The problem: In the records that follow, locate every line with "Serra" and extract it.

Saved entries:

──────

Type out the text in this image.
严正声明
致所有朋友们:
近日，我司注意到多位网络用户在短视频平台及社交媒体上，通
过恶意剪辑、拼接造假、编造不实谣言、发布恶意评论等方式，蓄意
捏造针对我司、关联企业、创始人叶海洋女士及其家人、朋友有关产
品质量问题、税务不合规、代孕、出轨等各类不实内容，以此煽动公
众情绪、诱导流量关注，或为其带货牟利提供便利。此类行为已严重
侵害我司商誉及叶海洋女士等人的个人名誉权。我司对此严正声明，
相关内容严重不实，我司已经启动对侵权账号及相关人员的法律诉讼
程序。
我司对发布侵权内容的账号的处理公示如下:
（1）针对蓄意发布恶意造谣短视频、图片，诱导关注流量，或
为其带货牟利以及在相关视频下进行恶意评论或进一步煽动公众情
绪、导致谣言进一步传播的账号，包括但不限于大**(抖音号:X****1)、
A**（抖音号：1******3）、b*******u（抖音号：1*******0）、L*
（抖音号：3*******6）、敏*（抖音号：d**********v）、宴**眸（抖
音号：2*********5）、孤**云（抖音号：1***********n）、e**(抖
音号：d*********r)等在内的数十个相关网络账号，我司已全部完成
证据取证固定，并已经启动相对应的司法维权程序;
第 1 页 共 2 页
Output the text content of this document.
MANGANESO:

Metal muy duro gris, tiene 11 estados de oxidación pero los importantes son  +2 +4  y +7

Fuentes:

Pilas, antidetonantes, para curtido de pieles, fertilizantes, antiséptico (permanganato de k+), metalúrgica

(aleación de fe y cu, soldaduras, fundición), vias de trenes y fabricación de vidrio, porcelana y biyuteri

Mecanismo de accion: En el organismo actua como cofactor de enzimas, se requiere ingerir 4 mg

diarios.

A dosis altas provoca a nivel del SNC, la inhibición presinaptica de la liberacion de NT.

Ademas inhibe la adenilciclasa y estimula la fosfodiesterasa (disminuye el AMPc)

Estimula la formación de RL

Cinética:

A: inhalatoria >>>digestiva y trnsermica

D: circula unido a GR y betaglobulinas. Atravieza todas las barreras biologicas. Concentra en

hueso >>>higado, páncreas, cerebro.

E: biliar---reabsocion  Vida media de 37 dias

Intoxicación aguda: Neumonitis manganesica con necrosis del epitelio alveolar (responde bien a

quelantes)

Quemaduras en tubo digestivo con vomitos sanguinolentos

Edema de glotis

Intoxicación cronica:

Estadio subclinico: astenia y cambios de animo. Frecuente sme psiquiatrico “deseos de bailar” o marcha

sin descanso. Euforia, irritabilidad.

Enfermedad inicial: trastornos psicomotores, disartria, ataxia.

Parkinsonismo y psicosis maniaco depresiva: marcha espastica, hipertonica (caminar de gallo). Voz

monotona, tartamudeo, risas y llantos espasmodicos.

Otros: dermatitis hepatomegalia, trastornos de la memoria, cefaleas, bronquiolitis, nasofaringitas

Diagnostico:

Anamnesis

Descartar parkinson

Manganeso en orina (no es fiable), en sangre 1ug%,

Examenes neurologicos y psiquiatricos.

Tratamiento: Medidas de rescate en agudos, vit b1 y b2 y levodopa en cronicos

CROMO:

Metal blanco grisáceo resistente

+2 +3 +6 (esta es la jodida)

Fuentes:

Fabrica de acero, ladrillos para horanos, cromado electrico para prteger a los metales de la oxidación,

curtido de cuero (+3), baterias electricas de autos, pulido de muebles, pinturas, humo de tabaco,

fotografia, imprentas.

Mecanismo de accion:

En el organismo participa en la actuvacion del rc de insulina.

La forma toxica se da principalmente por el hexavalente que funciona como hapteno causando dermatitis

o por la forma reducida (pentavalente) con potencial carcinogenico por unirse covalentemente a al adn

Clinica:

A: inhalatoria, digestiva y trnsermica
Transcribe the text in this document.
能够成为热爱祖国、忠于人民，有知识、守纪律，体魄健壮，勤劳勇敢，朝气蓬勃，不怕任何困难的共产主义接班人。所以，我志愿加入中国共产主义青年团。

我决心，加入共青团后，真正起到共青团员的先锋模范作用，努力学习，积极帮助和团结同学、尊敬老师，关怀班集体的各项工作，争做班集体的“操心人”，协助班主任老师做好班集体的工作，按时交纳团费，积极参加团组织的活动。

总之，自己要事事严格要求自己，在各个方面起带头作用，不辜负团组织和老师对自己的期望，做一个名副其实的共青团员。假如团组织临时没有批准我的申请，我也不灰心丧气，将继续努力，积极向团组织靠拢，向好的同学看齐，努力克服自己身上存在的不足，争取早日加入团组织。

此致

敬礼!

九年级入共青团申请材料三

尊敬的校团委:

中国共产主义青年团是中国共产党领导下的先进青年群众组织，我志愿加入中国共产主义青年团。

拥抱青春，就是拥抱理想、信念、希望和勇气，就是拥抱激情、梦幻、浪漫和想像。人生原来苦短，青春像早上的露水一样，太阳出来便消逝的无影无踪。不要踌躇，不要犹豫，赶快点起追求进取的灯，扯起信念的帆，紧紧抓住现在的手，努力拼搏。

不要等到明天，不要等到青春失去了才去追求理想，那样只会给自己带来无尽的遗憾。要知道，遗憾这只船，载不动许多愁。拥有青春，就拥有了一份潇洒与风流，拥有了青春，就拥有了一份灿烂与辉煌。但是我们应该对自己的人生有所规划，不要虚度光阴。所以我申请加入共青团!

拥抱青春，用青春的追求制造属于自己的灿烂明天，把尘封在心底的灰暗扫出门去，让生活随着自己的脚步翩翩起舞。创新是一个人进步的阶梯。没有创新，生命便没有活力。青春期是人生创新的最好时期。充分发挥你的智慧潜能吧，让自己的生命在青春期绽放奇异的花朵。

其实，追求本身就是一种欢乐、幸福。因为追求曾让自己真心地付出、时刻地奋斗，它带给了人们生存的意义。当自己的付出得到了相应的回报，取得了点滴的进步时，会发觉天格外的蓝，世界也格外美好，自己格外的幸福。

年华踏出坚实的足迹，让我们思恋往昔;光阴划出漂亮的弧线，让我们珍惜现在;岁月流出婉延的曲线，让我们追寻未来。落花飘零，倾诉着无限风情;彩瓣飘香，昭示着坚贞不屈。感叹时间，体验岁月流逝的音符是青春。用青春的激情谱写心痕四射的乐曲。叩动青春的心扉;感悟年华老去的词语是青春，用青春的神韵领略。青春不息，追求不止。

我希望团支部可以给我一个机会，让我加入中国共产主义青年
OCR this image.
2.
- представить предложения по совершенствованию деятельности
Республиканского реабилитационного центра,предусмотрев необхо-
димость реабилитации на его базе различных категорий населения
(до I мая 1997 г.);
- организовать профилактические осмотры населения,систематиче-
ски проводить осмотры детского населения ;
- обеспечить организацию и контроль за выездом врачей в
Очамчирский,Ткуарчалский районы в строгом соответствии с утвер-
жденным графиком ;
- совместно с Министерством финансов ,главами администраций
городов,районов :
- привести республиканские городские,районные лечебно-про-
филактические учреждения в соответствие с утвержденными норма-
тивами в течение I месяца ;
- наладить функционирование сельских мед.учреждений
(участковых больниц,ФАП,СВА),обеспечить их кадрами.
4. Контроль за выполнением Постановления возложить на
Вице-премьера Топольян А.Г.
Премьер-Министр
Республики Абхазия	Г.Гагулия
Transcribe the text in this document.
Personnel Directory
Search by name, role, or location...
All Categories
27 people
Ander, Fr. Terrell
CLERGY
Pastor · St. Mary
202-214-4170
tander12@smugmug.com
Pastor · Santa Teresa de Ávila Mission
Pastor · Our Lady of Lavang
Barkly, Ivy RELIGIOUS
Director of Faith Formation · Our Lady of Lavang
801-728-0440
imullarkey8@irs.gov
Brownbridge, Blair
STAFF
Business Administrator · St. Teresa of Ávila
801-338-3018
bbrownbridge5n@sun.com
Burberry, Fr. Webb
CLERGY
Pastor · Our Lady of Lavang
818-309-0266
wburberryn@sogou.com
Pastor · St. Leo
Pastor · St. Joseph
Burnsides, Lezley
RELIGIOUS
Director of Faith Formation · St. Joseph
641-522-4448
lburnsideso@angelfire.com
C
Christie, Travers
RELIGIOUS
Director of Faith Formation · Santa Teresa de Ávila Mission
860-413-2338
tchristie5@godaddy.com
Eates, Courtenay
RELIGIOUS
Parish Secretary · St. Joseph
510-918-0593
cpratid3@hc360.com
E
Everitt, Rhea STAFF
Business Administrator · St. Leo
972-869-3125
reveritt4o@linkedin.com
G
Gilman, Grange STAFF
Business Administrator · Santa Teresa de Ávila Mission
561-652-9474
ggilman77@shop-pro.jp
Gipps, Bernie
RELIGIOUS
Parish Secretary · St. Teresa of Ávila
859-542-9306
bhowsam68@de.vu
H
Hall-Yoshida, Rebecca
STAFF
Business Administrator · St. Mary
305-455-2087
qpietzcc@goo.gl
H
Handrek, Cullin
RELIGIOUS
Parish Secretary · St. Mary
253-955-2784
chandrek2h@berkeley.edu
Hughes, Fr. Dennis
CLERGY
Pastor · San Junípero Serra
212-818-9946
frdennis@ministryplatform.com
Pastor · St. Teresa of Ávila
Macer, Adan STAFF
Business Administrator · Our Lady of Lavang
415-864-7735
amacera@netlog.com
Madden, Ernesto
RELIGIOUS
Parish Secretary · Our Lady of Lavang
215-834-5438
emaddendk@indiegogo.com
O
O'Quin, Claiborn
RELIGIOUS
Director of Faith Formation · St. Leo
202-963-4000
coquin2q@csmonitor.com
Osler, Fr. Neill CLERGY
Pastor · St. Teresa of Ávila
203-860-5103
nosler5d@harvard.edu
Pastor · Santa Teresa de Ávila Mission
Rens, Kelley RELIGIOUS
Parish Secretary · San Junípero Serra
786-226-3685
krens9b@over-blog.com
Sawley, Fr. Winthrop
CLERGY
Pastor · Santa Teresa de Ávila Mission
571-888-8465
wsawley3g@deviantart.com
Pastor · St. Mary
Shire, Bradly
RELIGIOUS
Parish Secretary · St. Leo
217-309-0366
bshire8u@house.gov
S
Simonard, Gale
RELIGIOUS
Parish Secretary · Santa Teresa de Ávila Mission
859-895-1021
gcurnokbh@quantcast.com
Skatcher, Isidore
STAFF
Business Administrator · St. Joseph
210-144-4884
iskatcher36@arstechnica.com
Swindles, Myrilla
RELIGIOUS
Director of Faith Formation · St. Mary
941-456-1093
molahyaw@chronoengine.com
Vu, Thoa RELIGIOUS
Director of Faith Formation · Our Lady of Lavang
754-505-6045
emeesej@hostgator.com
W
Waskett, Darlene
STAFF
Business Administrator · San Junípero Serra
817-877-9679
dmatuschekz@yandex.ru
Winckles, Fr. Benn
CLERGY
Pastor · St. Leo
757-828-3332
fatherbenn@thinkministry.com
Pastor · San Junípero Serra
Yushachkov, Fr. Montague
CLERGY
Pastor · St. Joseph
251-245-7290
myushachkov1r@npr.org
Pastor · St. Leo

──────

Final answer:
Pastor · San Junípero Serra
Parish Secretary · San Junípero Serra
Business Administrator · San Junípero Serra
Pastor · San Junípero Serra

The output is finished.